▶ **DATA**
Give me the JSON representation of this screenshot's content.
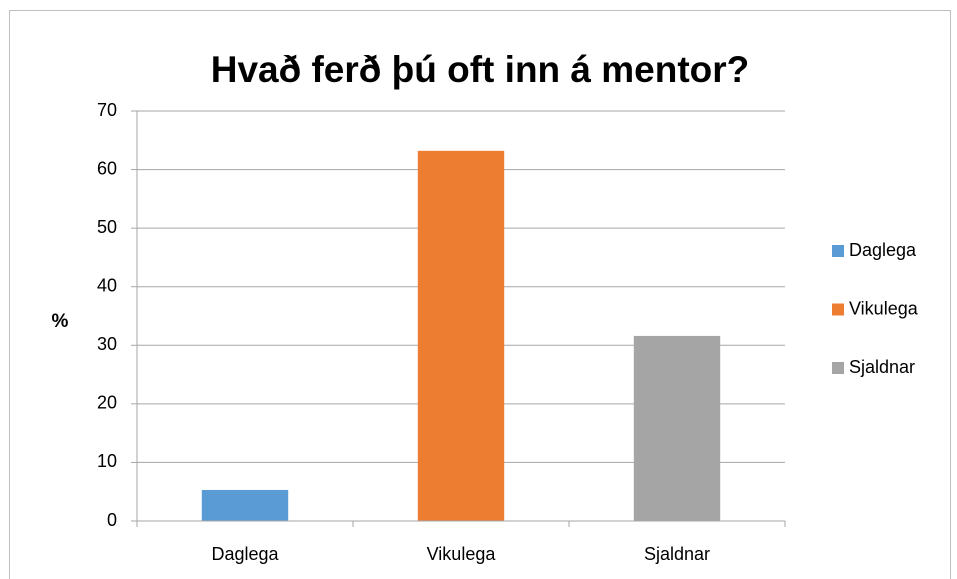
{
  "chart_data": {
    "type": "bar",
    "title": "Hvað ferð þú oft inn á mentor?",
    "y_label": "%",
    "categories": [
      "Daglega",
      "Vikulega",
      "Sjaldnar"
    ],
    "values": [
      5.3,
      63.2,
      31.6
    ],
    "colors": [
      "#5b9bd5",
      "#ed7d31",
      "#a5a5a5"
    ],
    "ylim": [
      0,
      70
    ],
    "yticks": [
      0,
      10,
      20,
      30,
      40,
      50,
      60,
      70
    ],
    "grid": true,
    "legend": "right"
  }
}
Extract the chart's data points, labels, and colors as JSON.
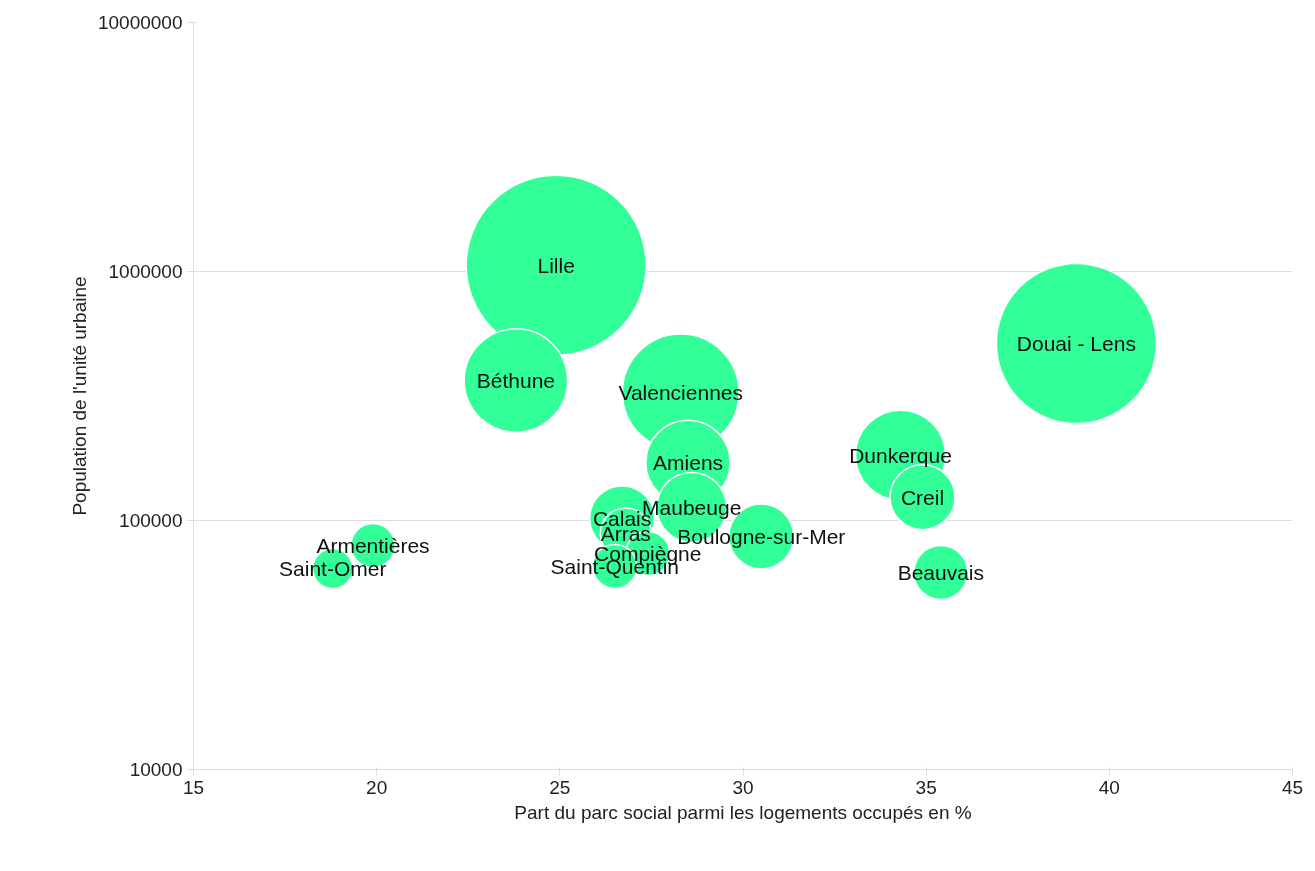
{
  "chart_data": {
    "type": "bubble",
    "xlabel": "Part du parc social parmi les logements occupés en %",
    "ylabel": "Population de l'unité urbaine",
    "log": "y",
    "grid": "y",
    "color": "#33ff99",
    "xlim": [
      15,
      45
    ],
    "xticks": [
      15,
      20,
      25,
      30,
      35,
      40,
      45
    ],
    "ylim": [
      10000,
      10000000
    ],
    "yticks": [
      10000,
      100000,
      1000000,
      10000000
    ],
    "x": [
      24.9,
      39.1,
      23.8,
      28.3,
      28.5,
      34.3,
      34.9,
      28.6,
      26.7,
      26.8,
      30.5,
      27.4,
      26.5,
      19.9,
      18.8,
      35.4
    ],
    "values": [
      1060000,
      514000,
      365000,
      327000,
      171000,
      183000,
      124000,
      113000,
      102000,
      88700,
      86300,
      73700,
      65400,
      79400,
      64100,
      61800
    ],
    "sizes": [
      1,
      0.79,
      0.33,
      0.42,
      0.22,
      0.25,
      0.13,
      0.15,
      0.13,
      0.08,
      0.13,
      0.06,
      0.06,
      0.06,
      0.05,
      0.09
    ],
    "value_labels": [
      "Lille",
      "Douai - Lens",
      "Béthune",
      "Valenciennes",
      "Amiens",
      "Dunkerque",
      "Creil",
      "Maubeuge",
      "Calais",
      "Arras",
      "Boulogne-sur-Mer",
      "Compiègne",
      "Saint-Quentin",
      "Armentières",
      "Saint-Omer",
      "Beauvais"
    ]
  }
}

▶ **EXERCISE REQUIREMENTS**
Across the preceding material, how many lines contain the word "colors"? State the number alone.

▶ **TASK ANSWER**
2